## Exercise objective
Print the lines from the records below verbatim, starting with the line that contains "empty-cell: [478, 393, 792, 432]" and going on through the line that contains "thickness-cell: 2.40 –", with both of those lines included.

● ● ●

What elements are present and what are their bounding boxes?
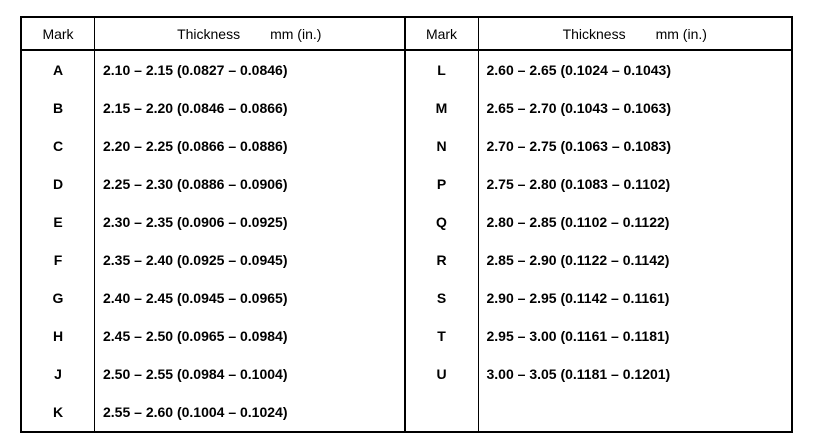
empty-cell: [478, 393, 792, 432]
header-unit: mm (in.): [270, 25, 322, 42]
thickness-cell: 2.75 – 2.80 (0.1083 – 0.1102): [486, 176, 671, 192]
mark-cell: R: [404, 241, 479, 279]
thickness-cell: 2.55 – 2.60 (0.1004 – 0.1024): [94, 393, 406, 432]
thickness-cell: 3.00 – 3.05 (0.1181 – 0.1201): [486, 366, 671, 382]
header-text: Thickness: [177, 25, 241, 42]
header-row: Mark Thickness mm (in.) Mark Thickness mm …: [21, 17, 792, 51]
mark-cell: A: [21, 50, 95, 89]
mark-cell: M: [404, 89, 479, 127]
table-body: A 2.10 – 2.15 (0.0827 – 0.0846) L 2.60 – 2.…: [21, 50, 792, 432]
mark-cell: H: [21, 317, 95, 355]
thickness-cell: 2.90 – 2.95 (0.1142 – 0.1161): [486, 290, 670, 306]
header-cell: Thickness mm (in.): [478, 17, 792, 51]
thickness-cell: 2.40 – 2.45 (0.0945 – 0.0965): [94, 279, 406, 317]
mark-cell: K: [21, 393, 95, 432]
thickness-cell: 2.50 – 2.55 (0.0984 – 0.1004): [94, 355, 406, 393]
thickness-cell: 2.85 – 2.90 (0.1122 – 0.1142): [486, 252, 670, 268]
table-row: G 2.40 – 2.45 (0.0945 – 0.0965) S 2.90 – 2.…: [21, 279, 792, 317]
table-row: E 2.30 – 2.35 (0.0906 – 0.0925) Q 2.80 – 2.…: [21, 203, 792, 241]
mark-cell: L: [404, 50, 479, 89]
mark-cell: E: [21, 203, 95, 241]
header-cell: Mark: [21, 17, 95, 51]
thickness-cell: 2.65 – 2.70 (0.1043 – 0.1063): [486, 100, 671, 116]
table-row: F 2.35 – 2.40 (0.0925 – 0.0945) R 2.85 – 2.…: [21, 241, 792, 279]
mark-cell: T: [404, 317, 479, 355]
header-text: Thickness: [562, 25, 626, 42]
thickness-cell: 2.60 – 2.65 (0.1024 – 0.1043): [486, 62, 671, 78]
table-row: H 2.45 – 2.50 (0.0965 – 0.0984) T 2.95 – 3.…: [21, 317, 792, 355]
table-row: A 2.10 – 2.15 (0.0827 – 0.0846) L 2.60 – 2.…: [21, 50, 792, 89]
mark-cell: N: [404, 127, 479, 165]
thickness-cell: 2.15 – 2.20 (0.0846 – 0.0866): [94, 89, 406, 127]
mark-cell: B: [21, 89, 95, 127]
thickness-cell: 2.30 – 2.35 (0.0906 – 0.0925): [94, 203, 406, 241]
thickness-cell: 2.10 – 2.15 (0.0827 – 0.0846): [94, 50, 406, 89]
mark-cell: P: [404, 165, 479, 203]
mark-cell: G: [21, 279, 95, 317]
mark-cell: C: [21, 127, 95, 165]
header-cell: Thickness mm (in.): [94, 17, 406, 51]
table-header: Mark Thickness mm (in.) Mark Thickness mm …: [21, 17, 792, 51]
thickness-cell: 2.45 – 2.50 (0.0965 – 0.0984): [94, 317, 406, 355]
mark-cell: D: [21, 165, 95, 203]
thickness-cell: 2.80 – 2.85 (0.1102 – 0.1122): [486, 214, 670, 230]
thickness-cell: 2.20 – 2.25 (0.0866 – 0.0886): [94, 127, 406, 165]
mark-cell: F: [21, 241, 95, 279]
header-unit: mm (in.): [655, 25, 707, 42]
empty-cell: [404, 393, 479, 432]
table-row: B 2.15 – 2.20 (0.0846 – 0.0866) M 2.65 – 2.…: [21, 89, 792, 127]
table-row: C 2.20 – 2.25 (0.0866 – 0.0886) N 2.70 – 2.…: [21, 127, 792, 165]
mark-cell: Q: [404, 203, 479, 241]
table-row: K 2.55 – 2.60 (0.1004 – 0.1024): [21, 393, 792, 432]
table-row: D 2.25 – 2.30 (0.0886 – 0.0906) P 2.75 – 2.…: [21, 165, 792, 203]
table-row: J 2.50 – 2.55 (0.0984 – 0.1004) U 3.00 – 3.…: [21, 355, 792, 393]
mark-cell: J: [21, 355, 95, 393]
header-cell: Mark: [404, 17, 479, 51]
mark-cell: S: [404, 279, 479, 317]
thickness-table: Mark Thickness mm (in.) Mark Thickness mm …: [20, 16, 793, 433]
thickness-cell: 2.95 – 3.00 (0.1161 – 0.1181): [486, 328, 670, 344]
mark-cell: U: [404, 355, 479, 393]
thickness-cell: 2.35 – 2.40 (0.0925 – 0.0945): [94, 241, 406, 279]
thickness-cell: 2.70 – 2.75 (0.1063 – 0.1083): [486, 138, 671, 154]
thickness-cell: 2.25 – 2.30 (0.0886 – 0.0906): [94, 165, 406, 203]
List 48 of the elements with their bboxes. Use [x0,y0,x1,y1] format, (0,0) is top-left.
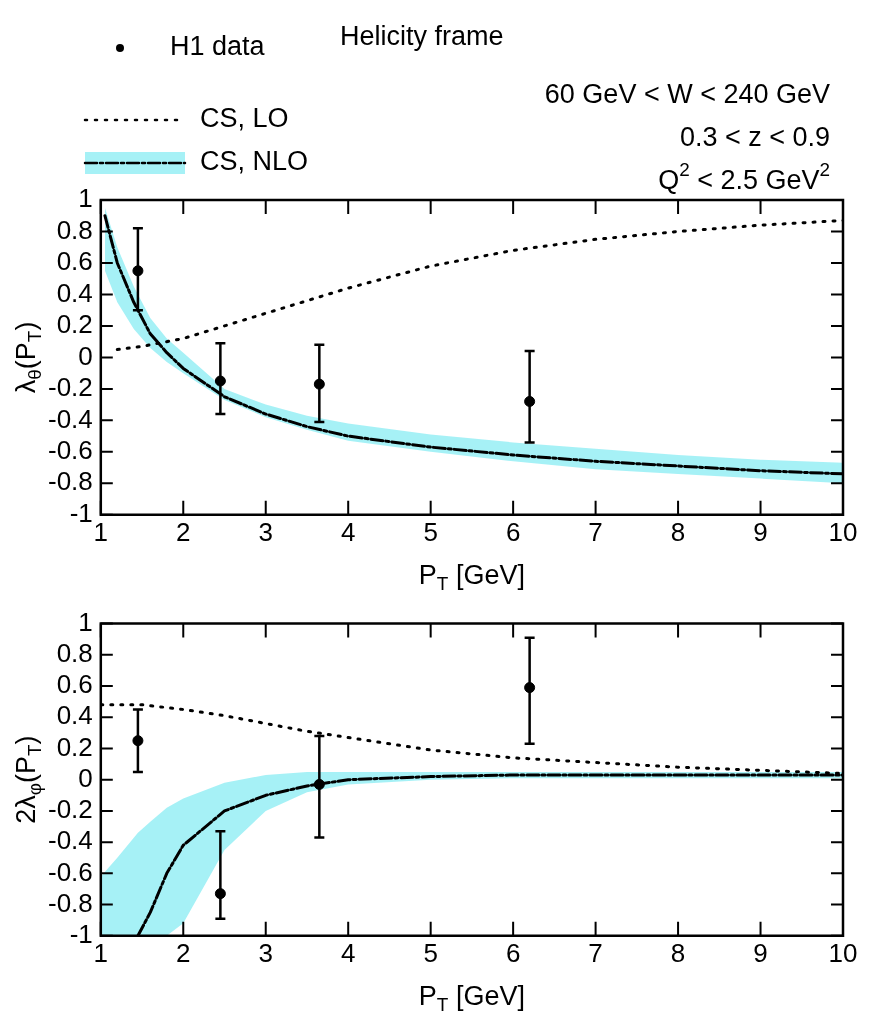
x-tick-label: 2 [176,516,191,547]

● ● ●

## Exercise answer
empty-cell: [478, 393, 792, 432]
header-unit: mm (in.): [270, 25, 322, 42]
thickness-cell: 2.75 – 2.80 (0.1083 – 0.1102): [486, 176, 671, 192]
mark-cell: R: [404, 241, 479, 279]
thickness-cell: 2.55 – 2.60 (0.1004 – 0.1024): [94, 393, 406, 432]
thickness-cell: 3.00 – 3.05 (0.1181 – 0.1201): [486, 366, 671, 382]
header-text: Thickness: [177, 25, 241, 42]
header-row: Mark Thickness mm (in.) Mark Thickness mm …: [21, 17, 792, 51]
mark-cell: A: [21, 50, 95, 89]
mark-cell: M: [404, 89, 479, 127]
table-body: A 2.10 – 2.15 (0.0827 – 0.0846) L 2.60 – 2.…: [21, 50, 792, 432]
mark-cell: H: [21, 317, 95, 355]
thickness-cell: 2.90 – 2.95 (0.1142 – 0.1161): [486, 290, 670, 306]
header-cell: Thickness mm (in.): [478, 17, 792, 51]
thickness-cell: 2.40 – 2.45 (0.0945 – 0.0965): [94, 279, 406, 317]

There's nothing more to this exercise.